Rows
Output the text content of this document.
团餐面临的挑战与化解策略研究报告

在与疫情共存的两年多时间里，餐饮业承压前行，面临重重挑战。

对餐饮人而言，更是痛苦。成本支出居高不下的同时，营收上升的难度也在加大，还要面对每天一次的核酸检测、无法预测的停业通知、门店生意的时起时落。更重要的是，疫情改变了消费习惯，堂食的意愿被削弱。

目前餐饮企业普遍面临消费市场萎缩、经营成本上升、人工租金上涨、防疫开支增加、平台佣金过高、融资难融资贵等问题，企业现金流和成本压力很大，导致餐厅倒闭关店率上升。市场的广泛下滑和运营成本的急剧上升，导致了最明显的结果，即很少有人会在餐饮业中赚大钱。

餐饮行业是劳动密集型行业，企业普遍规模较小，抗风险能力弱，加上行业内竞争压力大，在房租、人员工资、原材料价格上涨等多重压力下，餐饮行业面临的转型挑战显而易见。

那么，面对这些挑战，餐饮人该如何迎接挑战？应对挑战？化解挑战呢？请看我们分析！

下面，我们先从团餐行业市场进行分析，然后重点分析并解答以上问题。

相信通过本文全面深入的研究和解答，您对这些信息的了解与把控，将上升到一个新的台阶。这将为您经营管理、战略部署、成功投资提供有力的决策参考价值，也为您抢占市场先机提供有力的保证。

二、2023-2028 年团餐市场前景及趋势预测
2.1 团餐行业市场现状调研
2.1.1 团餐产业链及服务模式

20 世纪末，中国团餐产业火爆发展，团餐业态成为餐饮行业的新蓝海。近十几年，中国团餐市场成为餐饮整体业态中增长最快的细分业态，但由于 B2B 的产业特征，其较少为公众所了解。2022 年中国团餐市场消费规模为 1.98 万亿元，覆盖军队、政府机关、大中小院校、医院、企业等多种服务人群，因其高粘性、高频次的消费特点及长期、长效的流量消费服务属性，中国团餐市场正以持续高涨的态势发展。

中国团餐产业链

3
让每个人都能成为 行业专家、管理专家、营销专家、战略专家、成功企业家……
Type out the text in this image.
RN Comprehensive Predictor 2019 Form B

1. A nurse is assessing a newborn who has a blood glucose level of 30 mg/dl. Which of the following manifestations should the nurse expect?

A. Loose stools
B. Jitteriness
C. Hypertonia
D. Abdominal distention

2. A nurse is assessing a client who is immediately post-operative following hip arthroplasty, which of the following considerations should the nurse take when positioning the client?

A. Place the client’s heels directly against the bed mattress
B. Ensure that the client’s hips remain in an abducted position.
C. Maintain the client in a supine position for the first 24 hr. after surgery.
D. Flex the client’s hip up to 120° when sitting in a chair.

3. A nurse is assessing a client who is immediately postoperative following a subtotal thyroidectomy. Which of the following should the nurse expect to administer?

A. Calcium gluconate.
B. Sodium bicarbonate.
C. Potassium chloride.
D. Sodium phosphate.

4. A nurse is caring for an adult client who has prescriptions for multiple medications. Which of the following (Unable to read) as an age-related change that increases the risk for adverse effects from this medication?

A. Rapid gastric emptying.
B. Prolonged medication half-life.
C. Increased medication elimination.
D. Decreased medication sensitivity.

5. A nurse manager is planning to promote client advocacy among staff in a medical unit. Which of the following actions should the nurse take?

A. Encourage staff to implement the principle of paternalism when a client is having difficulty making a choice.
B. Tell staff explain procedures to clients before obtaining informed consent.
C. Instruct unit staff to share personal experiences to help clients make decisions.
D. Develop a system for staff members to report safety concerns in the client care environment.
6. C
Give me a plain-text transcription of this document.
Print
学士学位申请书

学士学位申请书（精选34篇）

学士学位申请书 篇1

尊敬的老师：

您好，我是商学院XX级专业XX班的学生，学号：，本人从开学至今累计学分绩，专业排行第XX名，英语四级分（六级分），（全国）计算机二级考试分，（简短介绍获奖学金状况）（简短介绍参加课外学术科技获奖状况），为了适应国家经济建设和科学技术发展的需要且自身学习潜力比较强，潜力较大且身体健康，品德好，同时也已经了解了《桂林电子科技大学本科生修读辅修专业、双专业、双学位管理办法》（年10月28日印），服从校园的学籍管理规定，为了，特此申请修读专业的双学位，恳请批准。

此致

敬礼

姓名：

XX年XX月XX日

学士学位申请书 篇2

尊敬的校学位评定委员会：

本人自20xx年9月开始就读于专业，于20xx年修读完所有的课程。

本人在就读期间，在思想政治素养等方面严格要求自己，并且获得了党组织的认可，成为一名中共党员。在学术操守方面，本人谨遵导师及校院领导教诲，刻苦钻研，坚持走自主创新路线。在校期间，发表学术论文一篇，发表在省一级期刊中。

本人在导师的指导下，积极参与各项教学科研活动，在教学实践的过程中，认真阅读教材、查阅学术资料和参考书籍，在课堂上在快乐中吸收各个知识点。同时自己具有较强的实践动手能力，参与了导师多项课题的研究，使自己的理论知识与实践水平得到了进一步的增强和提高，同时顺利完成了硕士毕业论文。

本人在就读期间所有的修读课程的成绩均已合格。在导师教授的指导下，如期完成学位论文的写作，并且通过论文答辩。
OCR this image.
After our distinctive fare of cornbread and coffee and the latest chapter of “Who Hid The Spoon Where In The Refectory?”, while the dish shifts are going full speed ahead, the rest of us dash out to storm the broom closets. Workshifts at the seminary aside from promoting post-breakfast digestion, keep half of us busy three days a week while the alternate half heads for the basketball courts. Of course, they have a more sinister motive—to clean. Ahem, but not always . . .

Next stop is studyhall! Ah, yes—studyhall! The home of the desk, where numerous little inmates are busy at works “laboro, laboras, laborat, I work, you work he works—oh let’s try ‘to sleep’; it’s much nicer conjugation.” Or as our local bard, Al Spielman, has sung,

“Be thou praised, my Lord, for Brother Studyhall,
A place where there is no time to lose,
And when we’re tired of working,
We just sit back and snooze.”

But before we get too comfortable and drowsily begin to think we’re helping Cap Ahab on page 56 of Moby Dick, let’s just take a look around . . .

Written task
Copy out the whole listing exactly as written.

The result
Output the text content of this document.
团餐面临的挑战与化解策略研究报告

在与疫情共存的两年多时间里，餐饮业承压前行，面临重重挑战。

对餐饮人而言，更是痛苦。成本支出居高不下的同时，营收上升的难度也在加大，还要面对每天一次的核酸检测、无法预测的停业通知、门店生意的时起时落。更重要的是，疫情改变了消费习惯，堂食的意愿被削弱。

目前餐饮企业普遍面临消费市场萎缩、经营成本上升、人工租金上涨、防疫开支增加、平台佣金过高、融资难融资贵等问题，企业现金流和成本压力很大，导致餐厅倒闭关店率上升。市场的广泛下滑和运营成本的急剧上升，导致了最明显的结果，即很少有人会在餐饮业中赚大钱。

餐饮行业是劳动密集型行业，企业普遍规模较小，抗风险能力弱，加上行业内竞争压力大，在房租、人员工资、原材料价格上涨等多重压力下，餐饮行业面临的转型挑战显而易见。

那么，面对这些挑战，餐饮人该如何迎接挑战？应对挑战？化解挑战呢？请看我们分析！

下面，我们先从团餐行业市场进行分析，然后重点分析并解答以上问题。

相信通过本文全面深入的研究和解答，您对这些信息的了解与把控，将上升到一个新的台阶。这将为您经营管理、战略部署、成功投资提供有力的决策参考价值，也为您抢占市场先机提供有力的保证。

二、2023-2028 年团餐市场前景及趋势预测
2.1 团餐行业市场现状调研
2.1.1 团餐产业链及服务模式

20 世纪末，中国团餐产业火爆发展，团餐业态成为餐饮行业的新蓝海。近十几年，中国团餐市场成为餐饮整体业态中增长最快的细分业态，但由于 B2B 的产业特征，其较少为公众所了解。2022 年中国团餐市场消费规模为 1.98 万亿元，覆盖军队、政府机关、大中小院校、医院、企业等多种服务人群，因其高粘性、高频次的消费特点及长期、长效的流量消费服务属性，中国团餐市场正以持续高涨的态势发展。

中国团餐产业链

3
让每个人都能成为 行业专家、管理专家、营销专家、战略专家、成功企业家……
Type out the text in this image.
RN Comprehensive Predictor 2019 Form B

1. A nurse is assessing a newborn who has a blood glucose level of 30 mg/dl. Which of the following manifestations should the nurse expect?

A. Loose stools
B. Jitteriness
C. Hypertonia
D. Abdominal distention

2. A nurse is assessing a client who is immediately post-operative following hip arthroplasty, which of the following considerations should the nurse take when positioning the client?

A. Place the client’s heels directly against the bed mattress
B. Ensure that the client’s hips remain in an abducted position.
C. Maintain the client in a supine position for the first 24 hr. after surgery.
D. Flex the client’s hip up to 120° when sitting in a chair.

3. A nurse is assessing a client who is immediately postoperative following a subtotal thyroidectomy. Which of the following should the nurse expect to administer?

A. Calcium gluconate.
B. Sodium bicarbonate.
C. Potassium chloride.
D. Sodium phosphate.

4. A nurse is caring for an adult client who has prescriptions for multiple medications. Which of the following (Unable to read) as an age-related change that increases the risk for adverse effects from this medication?

A. Rapid gastric emptying.
B. Prolonged medication half-life.
C. Increased medication elimination.
D. Decreased medication sensitivity.

5. A nurse manager is planning to promote client advocacy among staff in a medical unit. Which of the following actions should the nurse take?

A. Encourage staff to implement the principle of paternalism when a client is having difficulty making a choice.
B. Tell staff explain procedures to clients before obtaining informed consent.
C. Instruct unit staff to share personal experiences to help clients make decisions.
D. Develop a system for staff members to report safety concerns in the client care environment.
6. C
Give me a plain-text transcription of this document.
Print
学士学位申请书

学士学位申请书（精选34篇）

学士学位申请书 篇1

尊敬的老师：

您好，我是商学院XX级专业XX班的学生，学号：，本人从开学至今累计学分绩，专业排行第XX名，英语四级分（六级分），（全国）计算机二级考试分，（简短介绍获奖学金状况）（简短介绍参加课外学术科技获奖状况），为了适应国家经济建设和科学技术发展的需要且自身学习潜力比较强，潜力较大且身体健康，品德好，同时也已经了解了《桂林电子科技大学本科生修读辅修专业、双专业、双学位管理办法》（年10月28日印），服从校园的学籍管理规定，为了，特此申请修读专业的双学位，恳请批准。

此致

敬礼

姓名：

XX年XX月XX日

学士学位申请书 篇2

尊敬的校学位评定委员会：

本人自20xx年9月开始就读于专业，于20xx年修读完所有的课程。

本人在就读期间，在思想政治素养等方面严格要求自己，并且获得了党组织的认可，成为一名中共党员。在学术操守方面，本人谨遵导师及校院领导教诲，刻苦钻研，坚持走自主创新路线。在校期间，发表学术论文一篇，发表在省一级期刊中。

本人在导师的指导下，积极参与各项教学科研活动，在教学实践的过程中，认真阅读教材、查阅学术资料和参考书籍，在课堂上在快乐中吸收各个知识点。同时自己具有较强的实践动手能力，参与了导师多项课题的研究，使自己的理论知识与实践水平得到了进一步的增强和提高，同时顺利完成了硕士毕业论文。

本人在就读期间所有的修读课程的成绩均已合格。在导师教授的指导下，如期完成学位论文的写作，并且通过论文答辩。
OCR this image.
After our distinctive fare of cornbread and coffee and the latest chapter of “Who Hid The Spoon Where In The Refectory?”, while the dish shifts are going full speed ahead, the rest of us dash out to storm the broom closets. Workshifts at the seminary aside from promoting post-breakfast digestion, keep half of us busy three days a week while the alternate half heads for the basketball courts. Of course, they have a more sinister motive—to clean. Ahem, but not always . . .

Next stop is studyhall! Ah, yes—studyhall! The home of the desk, where numerous little inmates are busy at works “laboro, laboras, laborat, I work, you work he works—oh let’s try ‘to sleep’; it’s much nicer conjugation.” Or as our local bard, Al Spielman, has sung,

“Be thou praised, my Lord, for Brother Studyhall,
A place where there is no time to lose,
And when we’re tired of working,
We just sit back and snooze.”

But before we get too comfortable and drowsily begin to think we’re helping Cap Ahab on page 56 of Moby Dick, let’s just take a look around . . .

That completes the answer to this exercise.